-- start of DATA LINES --

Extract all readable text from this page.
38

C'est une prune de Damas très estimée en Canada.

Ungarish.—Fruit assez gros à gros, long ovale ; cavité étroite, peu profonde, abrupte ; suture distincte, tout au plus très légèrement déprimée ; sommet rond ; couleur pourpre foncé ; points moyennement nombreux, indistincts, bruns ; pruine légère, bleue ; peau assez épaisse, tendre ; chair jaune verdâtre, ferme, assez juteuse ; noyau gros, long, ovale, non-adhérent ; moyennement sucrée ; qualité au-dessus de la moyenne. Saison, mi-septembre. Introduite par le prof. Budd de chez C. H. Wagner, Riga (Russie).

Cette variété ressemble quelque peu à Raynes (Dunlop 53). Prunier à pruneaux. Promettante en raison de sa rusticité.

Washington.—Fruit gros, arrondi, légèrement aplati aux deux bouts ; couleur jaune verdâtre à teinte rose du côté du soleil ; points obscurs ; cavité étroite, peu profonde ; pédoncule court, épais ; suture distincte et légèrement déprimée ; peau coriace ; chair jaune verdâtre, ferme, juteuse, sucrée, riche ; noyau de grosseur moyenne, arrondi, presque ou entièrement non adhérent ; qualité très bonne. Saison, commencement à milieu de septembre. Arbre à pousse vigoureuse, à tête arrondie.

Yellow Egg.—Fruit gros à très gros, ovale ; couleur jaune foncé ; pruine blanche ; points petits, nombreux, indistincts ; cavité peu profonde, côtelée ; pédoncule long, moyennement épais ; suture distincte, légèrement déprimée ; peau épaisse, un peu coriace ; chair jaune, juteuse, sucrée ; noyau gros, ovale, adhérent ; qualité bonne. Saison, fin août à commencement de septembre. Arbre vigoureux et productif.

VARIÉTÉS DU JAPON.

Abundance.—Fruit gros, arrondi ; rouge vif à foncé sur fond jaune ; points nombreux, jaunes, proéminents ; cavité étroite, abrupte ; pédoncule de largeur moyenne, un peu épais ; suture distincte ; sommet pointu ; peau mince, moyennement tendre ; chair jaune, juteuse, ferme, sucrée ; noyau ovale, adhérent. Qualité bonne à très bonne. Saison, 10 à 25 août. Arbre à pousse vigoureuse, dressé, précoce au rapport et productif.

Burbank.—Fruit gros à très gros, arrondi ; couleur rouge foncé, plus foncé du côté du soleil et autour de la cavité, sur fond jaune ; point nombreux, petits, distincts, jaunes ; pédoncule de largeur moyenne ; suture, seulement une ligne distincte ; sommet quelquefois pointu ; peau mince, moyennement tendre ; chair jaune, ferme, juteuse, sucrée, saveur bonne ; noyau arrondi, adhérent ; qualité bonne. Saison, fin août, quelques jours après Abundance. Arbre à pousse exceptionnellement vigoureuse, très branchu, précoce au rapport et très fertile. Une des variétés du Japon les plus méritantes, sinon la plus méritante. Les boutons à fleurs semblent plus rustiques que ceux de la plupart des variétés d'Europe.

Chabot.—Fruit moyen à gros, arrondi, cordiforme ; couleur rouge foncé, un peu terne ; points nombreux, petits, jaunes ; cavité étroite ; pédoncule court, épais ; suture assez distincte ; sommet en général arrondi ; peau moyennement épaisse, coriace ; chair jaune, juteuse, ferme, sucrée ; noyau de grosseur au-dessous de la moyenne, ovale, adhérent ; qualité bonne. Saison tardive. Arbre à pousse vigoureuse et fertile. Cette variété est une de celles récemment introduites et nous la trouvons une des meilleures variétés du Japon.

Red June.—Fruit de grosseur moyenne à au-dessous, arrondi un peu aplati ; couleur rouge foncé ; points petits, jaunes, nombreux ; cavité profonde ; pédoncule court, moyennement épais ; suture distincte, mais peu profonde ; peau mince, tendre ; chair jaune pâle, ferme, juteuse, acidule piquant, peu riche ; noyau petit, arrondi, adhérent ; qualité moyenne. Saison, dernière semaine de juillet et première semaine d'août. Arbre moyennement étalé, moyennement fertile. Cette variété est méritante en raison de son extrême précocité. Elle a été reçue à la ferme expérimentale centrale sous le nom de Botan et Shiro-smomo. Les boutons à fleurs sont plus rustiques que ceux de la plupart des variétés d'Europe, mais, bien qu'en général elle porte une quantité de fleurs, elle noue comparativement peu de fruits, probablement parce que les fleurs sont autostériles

-- end of DATA LINES --

• **WRITTEN TASK**:
Restate the whole listing exactly.

• **EXERCISE ANSWER**:
Extract all readable text from this page.
38

C'est une prune de Damas très estimée en Canada.

Ungarish.—Fruit assez gros à gros, long ovale ; cavité étroite, peu profonde, abrupte ; suture distincte, tout au plus très légèrement déprimée ; sommet rond ; couleur pourpre foncé ; points moyennement nombreux, indistincts, bruns ; pruine légère, bleue ; peau assez épaisse, tendre ; chair jaune verdâtre, ferme, assez juteuse ; noyau gros, long, ovale, non-adhérent ; moyennement sucrée ; qualité au-dessus de la moyenne. Saison, mi-septembre. Introduite par le prof. Budd de chez C. H. Wagner, Riga (Russie).

Cette variété ressemble quelque peu à Raynes (Dunlop 53). Prunier à pruneaux. Promettante en raison de sa rusticité.

Washington.—Fruit gros, arrondi, légèrement aplati aux deux bouts ; couleur jaune verdâtre à teinte rose du côté du soleil ; points obscurs ; cavité étroite, peu profonde ; pédoncule court, épais ; suture distincte et légèrement déprimée ; peau coriace ; chair jaune verdâtre, ferme, juteuse, sucrée, riche ; noyau de grosseur moyenne, arrondi, presque ou entièrement non adhérent ; qualité très bonne. Saison, commencement à milieu de septembre. Arbre à pousse vigoureuse, à tête arrondie.

Yellow Egg.—Fruit gros à très gros, ovale ; couleur jaune foncé ; pruine blanche ; points petits, nombreux, indistincts ; cavité peu profonde, côtelée ; pédoncule long, moyennement épais ; suture distincte, légèrement déprimée ; peau épaisse, un peu coriace ; chair jaune, juteuse, sucrée ; noyau gros, ovale, adhérent ; qualité bonne. Saison, fin août à commencement de septembre. Arbre vigoureux et productif.

VARIÉTÉS DU JAPON.

Abundance.—Fruit gros, arrondi ; rouge vif à foncé sur fond jaune ; points nombreux, jaunes, proéminents ; cavité étroite, abrupte ; pédoncule de largeur moyenne, un peu épais ; suture distincte ; sommet pointu ; peau mince, moyennement tendre ; chair jaune, juteuse, ferme, sucrée ; noyau ovale, adhérent. Qualité bonne à très bonne. Saison, 10 à 25 août. Arbre à pousse vigoureuse, dressé, précoce au rapport et productif.

Burbank.—Fruit gros à très gros, arrondi ; couleur rouge foncé, plus foncé du côté du soleil et autour de la cavité, sur fond jaune ; point nombreux, petits, distincts, jaunes ; pédoncule de largeur moyenne ; suture, seulement une ligne distincte ; sommet quelquefois pointu ; peau mince, moyennement tendre ; chair jaune, ferme, juteuse, sucrée, saveur bonne ; noyau arrondi, adhérent ; qualité bonne. Saison, fin août, quelques jours après Abundance. Arbre à pousse exceptionnellement vigoureuse, très branchu, précoce au rapport et très fertile. Une des variétés du Japon les plus méritantes, sinon la plus méritante. Les boutons à fleurs semblent plus rustiques que ceux de la plupart des variétés d'Europe.

Chabot.—Fruit moyen à gros, arrondi, cordiforme ; couleur rouge foncé, un peu terne ; points nombreux, petits, jaunes ; cavité étroite ; pédoncule court, épais ; suture assez distincte ; sommet en général arrondi ; peau moyennement épaisse, coriace ; chair jaune, juteuse, ferme, sucrée ; noyau de grosseur au-dessous de la moyenne, ovale, adhérent ; qualité bonne. Saison tardive. Arbre à pousse vigoureuse et fertile. Cette variété est une de celles récemment introduites et nous la trouvons une des meilleures variétés du Japon.

Red June.—Fruit de grosseur moyenne à au-dessous, arrondi un peu aplati ; couleur rouge foncé ; points petits, jaunes, nombreux ; cavité profonde ; pédoncule court, moyennement épais ; suture distincte, mais peu profonde ; peau mince, tendre ; chair jaune pâle, ferme, juteuse, acidule piquant, peu riche ; noyau petit, arrondi, adhérent ; qualité moyenne. Saison, dernière semaine de juillet et première semaine d'août. Arbre moyennement étalé, moyennement fertile. Cette variété est méritante en raison de son extrême précocité. Elle a été reçue à la ferme expérimentale centrale sous le nom de Botan et Shiro-smomo. Les boutons à fleurs sont plus rustiques que ceux de la plupart des variétés d'Europe, mais, bien qu'en général elle porte une quantité de fleurs, elle noue comparativement peu de fruits, probablement parce que les fleurs sont autostériles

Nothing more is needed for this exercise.